* EXERCISE DIRECTIONS: Identify the lines that contain the word "JSON" and copy each one.

* RECORDS TO USE:
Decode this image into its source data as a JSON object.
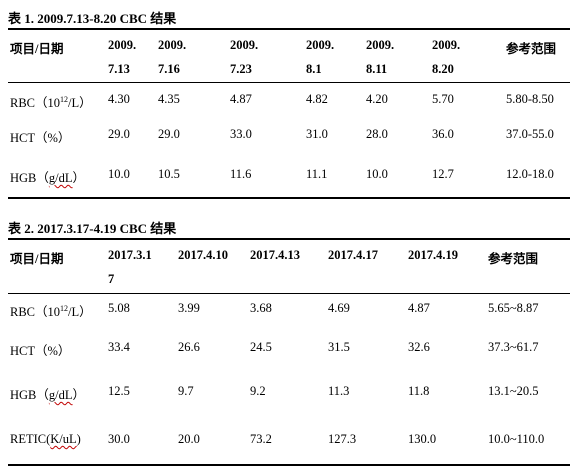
{
  "table1": {
    "caption": "表 1. 2009.7.13-8.20 CBC 结果",
    "header": {
      "item": "项目/日期",
      "dates_line1": [
        "2009.",
        "2009.",
        "2009.",
        "2009.",
        "2009.",
        "2009."
      ],
      "dates_line2": [
        "7.13",
        "7.16",
        "7.23",
        "8.1",
        "8.11",
        "8.20"
      ],
      "ref": "参考范围"
    },
    "rows": [
      {
        "label_pre": "RBC（10",
        "label_sup": "12",
        "label_post": "/L）",
        "values": [
          "4.30",
          "4.35",
          "4.87",
          "4.82",
          "4.20",
          "5.70"
        ],
        "ref": "5.80-8.50"
      },
      {
        "label": "HCT（%）",
        "values": [
          "29.0",
          "29.0",
          "33.0",
          "31.0",
          "28.0",
          "36.0"
        ],
        "ref": "37.0-55.0"
      },
      {
        "label_pre": "HGB（",
        "label_wavy": "g/dL",
        "label_post": "）",
        "values": [
          "10.0",
          "10.5",
          "11.6",
          "11.1",
          "10.0",
          "12.7"
        ],
        "ref": "12.0-18.0"
      }
    ]
  },
  "table2": {
    "caption": "表 2. 2017.3.17-4.19 CBC 结果",
    "header": {
      "item": "项目/日期",
      "dates": [
        "2017.3.1",
        "2017.4.10",
        "2017.4.13",
        "2017.4.17",
        "2017.4.19"
      ],
      "date0_wrap": "7",
      "ref": "参考范围"
    },
    "rows": [
      {
        "label_pre": "RBC（10",
        "label_sup": "12",
        "label_post": "/L）",
        "values": [
          "5.08",
          "3.99",
          "3.68",
          "4.69",
          "4.87"
        ],
        "ref": "5.65~8.87"
      },
      {
        "label": "HCT（%）",
        "values": [
          "33.4",
          "26.6",
          "24.5",
          "31.5",
          "32.6"
        ],
        "ref": "37.3~61.7"
      },
      {
        "label_pre": "HGB（",
        "label_wavy": "g/dL",
        "label_post": "）",
        "values": [
          "12.5",
          "9.7",
          "9.2",
          "11.3",
          "11.8"
        ],
        "ref": "13.1~20.5"
      },
      {
        "label_pre": "RETIC(",
        "label_wavy": "K/uL",
        "label_post": ")",
        "values": [
          "30.0",
          "20.0",
          "73.2",
          "127.3",
          "130.0"
        ],
        "ref": "10.0~110.0"
      }
    ]
  }
}
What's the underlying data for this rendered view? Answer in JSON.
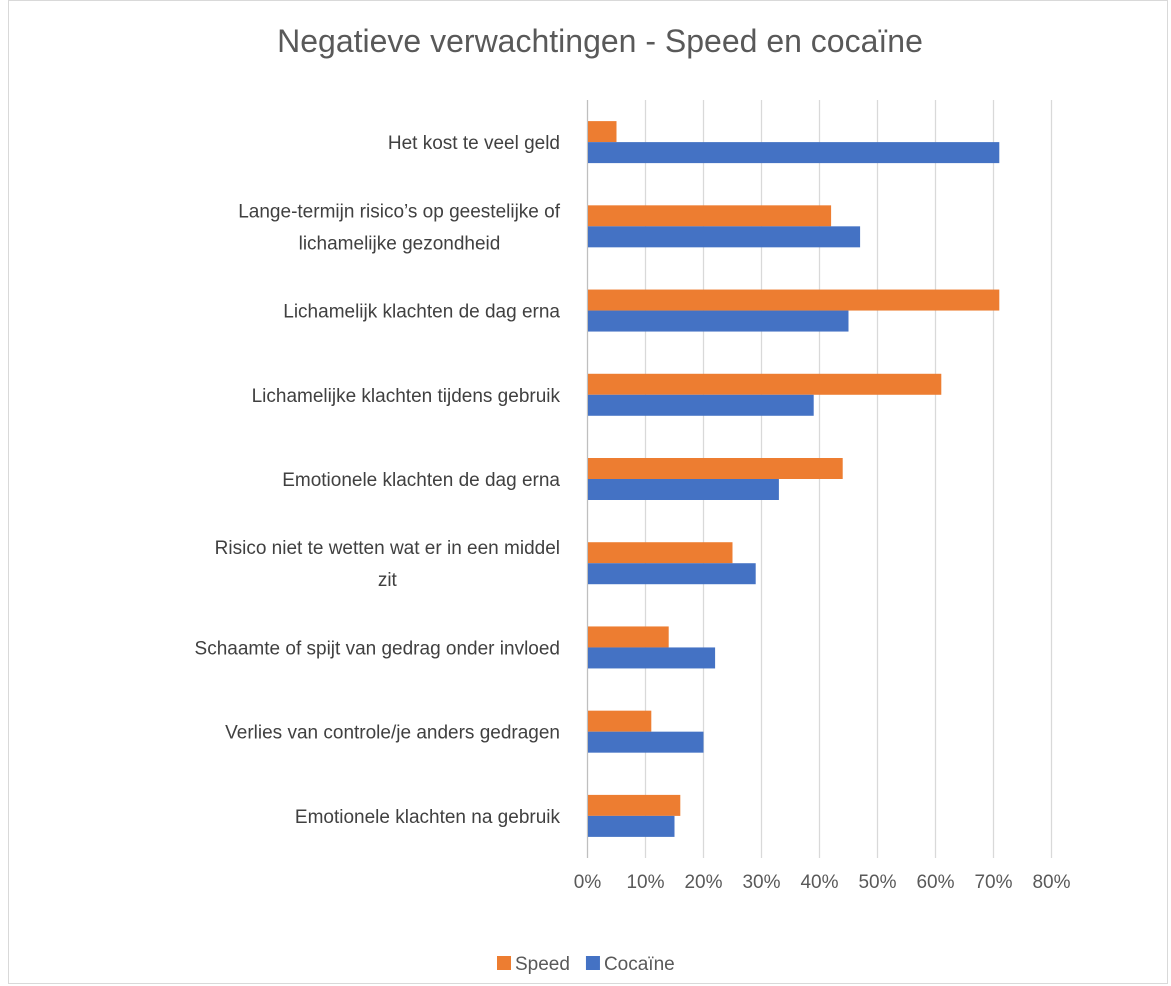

* WRITTEN ANSWER:
Decode this image into its source data as a JSON object.
What's the underlying data for this rendered view? Answer in JSON.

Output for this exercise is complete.